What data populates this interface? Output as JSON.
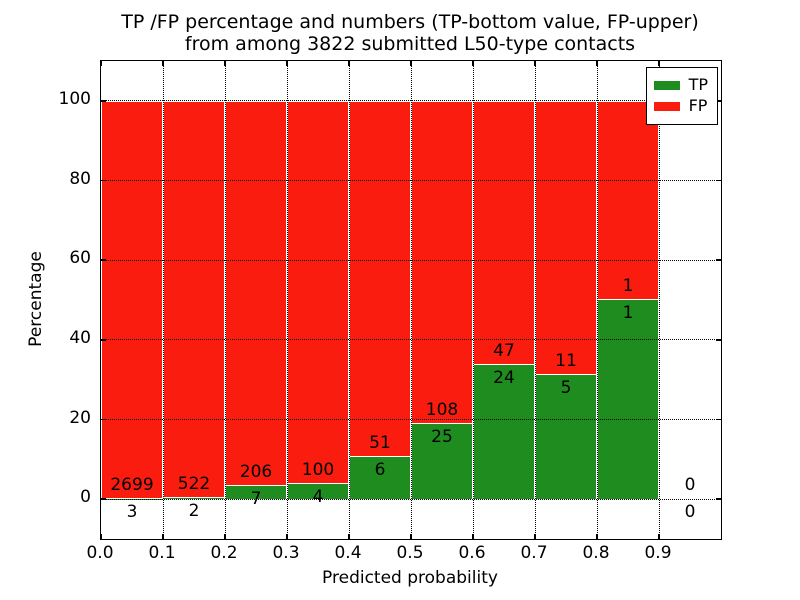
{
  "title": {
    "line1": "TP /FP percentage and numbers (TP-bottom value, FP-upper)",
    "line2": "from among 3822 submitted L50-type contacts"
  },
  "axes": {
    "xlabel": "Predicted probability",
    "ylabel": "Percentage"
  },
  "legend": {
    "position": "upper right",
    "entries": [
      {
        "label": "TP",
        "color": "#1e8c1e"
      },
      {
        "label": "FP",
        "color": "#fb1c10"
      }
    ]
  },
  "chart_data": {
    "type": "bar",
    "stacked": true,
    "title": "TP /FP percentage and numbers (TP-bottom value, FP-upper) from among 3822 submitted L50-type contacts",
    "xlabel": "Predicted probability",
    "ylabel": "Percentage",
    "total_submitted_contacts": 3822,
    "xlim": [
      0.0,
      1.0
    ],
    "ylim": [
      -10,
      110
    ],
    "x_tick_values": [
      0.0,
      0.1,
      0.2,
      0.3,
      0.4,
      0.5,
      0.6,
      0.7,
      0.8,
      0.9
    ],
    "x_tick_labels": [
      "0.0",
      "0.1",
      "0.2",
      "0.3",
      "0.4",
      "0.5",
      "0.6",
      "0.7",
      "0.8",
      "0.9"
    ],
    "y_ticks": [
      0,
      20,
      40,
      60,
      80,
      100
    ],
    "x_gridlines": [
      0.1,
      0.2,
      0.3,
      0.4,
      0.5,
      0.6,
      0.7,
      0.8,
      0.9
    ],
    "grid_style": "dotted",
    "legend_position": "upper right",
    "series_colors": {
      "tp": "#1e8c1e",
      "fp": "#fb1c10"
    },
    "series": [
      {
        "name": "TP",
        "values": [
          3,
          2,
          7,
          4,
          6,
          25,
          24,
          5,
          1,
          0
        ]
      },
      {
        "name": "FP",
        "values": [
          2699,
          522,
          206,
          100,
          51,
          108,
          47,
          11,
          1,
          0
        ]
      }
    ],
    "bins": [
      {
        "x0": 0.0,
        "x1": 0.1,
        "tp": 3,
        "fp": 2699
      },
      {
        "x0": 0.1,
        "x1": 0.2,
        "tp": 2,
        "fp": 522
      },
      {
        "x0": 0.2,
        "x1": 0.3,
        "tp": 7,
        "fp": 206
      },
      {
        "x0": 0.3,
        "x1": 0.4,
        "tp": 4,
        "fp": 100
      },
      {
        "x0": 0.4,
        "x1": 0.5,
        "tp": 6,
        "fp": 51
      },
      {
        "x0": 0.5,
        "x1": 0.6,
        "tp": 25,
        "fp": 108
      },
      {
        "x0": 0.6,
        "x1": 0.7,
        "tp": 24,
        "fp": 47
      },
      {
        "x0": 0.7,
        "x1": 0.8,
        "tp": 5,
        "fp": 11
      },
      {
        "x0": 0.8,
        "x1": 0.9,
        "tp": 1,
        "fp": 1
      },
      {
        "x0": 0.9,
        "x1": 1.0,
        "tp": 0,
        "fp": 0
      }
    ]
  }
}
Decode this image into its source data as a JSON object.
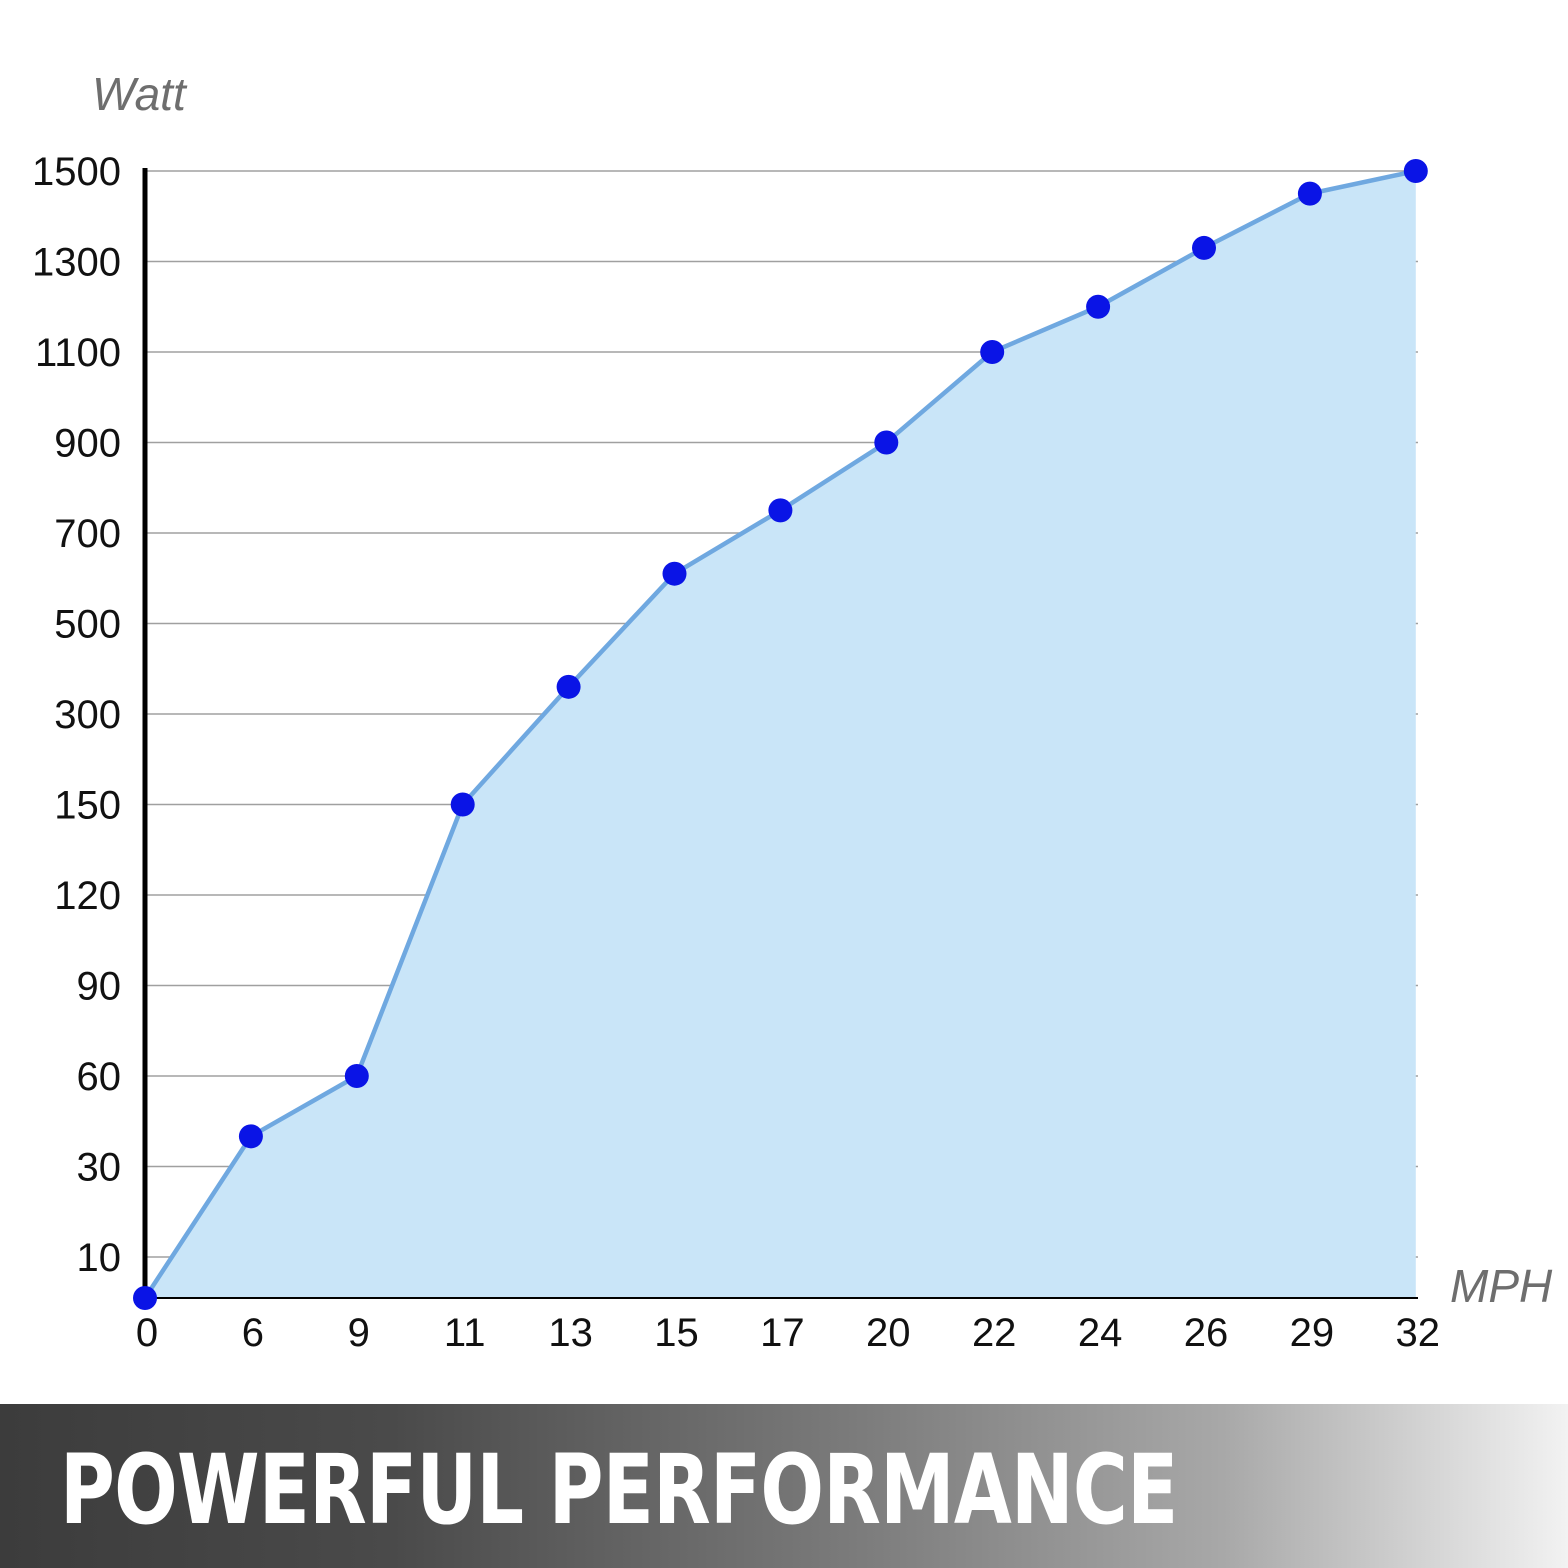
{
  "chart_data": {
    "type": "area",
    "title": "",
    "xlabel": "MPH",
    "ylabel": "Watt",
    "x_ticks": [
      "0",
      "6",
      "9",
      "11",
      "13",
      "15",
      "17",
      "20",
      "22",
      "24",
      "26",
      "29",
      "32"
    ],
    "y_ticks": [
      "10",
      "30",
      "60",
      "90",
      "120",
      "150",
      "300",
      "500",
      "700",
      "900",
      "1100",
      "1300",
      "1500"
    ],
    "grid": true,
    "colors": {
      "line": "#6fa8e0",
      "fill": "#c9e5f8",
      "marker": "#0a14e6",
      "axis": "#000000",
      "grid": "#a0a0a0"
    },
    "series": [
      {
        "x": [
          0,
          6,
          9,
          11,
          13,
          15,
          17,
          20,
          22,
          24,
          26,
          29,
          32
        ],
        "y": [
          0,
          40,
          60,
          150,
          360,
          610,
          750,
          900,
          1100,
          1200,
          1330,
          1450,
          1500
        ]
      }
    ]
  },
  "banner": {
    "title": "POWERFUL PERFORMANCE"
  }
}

OBJECTIVE
Pick out every line with the string "title" and copy it.

OUTPUT FOR THIS EXERCISE
  "title": {
    "title": "TP /FP percentage and numbers (TP-bottom value, FP-upper) from among 3822 submitted L50-type contacts",
    "title": "",
    "title": "POWERFUL PERFORMANCE"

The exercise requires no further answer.